--- Exercise task ---
Look through the data below. Show each line where the string "xlabel" occurs.

•••

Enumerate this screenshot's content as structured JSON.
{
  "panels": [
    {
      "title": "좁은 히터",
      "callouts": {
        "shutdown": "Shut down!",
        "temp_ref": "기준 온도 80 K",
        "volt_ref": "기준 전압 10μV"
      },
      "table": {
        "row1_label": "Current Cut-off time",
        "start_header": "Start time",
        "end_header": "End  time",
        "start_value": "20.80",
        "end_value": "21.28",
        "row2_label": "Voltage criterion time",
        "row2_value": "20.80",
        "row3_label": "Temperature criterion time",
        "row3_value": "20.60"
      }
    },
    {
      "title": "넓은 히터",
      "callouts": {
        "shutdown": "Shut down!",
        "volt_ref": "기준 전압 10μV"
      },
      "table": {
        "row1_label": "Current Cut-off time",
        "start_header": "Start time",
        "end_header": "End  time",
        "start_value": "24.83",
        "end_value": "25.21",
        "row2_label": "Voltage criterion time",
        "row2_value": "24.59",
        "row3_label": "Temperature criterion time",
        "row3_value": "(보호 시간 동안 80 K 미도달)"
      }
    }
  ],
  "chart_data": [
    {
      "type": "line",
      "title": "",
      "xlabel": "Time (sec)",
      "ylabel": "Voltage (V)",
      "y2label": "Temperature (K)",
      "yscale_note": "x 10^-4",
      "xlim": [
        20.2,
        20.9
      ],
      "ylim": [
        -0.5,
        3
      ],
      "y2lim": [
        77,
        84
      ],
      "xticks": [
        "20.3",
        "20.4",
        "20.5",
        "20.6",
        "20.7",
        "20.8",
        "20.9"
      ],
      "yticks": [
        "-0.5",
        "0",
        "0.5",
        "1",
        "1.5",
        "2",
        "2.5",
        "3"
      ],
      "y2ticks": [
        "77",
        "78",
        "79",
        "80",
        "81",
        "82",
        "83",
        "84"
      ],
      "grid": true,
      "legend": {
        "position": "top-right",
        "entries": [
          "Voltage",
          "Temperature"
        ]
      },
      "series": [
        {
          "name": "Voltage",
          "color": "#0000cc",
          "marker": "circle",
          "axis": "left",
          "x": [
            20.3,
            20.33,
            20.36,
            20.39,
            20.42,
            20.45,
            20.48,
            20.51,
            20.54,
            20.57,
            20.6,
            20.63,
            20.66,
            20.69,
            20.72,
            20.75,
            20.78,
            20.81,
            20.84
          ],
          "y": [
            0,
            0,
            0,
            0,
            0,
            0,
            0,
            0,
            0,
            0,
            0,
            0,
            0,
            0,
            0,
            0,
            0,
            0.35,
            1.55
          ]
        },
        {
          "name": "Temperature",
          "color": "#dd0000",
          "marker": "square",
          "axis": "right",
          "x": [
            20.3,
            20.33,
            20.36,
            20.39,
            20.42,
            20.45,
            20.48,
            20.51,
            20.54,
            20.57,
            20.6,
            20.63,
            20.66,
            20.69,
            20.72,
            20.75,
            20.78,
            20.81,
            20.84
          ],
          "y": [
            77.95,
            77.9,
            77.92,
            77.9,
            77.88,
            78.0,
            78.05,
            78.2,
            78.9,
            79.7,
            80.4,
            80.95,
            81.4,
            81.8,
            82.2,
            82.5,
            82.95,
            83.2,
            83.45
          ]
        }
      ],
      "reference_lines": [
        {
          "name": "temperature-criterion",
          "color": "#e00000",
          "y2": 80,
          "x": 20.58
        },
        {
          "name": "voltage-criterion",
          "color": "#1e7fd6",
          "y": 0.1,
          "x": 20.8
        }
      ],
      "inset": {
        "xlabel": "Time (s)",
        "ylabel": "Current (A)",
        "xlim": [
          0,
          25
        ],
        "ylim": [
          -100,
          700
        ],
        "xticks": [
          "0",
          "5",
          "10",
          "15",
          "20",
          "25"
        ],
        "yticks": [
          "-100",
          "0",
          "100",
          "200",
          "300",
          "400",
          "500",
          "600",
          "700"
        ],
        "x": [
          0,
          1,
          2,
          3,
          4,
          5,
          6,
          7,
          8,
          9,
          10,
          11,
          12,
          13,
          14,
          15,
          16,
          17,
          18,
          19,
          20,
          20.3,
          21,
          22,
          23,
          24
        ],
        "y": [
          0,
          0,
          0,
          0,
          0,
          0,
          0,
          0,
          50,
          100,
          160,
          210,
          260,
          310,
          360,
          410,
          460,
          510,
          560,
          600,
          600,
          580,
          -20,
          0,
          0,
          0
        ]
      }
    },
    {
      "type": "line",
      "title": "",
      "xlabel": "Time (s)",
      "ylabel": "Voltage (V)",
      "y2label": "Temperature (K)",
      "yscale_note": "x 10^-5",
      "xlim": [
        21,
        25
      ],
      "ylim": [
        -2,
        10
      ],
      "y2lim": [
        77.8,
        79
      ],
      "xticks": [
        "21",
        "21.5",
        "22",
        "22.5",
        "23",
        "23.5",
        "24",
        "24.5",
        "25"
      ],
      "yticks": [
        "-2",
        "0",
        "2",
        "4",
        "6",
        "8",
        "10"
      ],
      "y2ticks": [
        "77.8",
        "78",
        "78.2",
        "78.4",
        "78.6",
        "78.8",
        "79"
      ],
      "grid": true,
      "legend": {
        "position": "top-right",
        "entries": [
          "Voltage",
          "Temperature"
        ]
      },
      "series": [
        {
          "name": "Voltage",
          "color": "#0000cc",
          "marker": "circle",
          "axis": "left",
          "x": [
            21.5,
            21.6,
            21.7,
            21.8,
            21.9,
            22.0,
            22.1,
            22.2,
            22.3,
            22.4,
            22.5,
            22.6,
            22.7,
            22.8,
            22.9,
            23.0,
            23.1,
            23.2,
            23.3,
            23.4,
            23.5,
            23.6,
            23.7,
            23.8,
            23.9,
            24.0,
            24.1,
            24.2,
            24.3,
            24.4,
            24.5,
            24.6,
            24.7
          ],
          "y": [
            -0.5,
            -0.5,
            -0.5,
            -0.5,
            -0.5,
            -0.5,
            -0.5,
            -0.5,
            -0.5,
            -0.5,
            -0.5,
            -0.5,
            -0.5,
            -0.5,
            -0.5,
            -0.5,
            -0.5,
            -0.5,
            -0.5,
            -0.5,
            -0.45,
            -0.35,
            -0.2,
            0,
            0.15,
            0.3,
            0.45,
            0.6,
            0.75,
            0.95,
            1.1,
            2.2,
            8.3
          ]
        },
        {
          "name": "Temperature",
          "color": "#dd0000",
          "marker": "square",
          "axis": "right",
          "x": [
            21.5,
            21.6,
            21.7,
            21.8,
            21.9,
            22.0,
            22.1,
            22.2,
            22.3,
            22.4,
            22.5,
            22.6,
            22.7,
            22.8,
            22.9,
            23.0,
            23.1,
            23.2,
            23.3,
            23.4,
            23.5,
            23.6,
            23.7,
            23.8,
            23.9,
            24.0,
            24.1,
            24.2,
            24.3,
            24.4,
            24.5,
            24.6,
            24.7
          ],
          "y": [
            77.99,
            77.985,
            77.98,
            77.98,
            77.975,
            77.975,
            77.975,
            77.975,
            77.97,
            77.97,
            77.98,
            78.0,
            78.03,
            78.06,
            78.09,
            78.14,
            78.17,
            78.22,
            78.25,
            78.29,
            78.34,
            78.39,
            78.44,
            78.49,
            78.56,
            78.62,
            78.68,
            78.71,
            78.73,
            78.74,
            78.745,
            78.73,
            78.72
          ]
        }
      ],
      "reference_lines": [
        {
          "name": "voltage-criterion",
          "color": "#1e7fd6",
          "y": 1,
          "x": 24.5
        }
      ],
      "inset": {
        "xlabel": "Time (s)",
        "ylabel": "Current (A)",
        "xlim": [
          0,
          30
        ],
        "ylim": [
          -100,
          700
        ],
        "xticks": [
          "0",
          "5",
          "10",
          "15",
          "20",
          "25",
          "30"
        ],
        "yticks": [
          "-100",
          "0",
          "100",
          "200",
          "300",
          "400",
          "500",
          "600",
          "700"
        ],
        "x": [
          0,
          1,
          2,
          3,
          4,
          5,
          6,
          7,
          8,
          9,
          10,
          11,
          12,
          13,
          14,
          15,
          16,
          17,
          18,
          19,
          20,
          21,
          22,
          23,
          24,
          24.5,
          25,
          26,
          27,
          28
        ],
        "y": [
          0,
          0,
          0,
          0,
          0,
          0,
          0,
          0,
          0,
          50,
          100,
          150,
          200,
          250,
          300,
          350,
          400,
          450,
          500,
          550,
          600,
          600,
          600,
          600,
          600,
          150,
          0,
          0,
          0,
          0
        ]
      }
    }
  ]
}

•••

--- Finished answer ---
      "xlabel": "Time (sec)",
        "xlabel": "Time (s)",
      "xlabel": "Time (s)",
        "xlabel": "Time (s)",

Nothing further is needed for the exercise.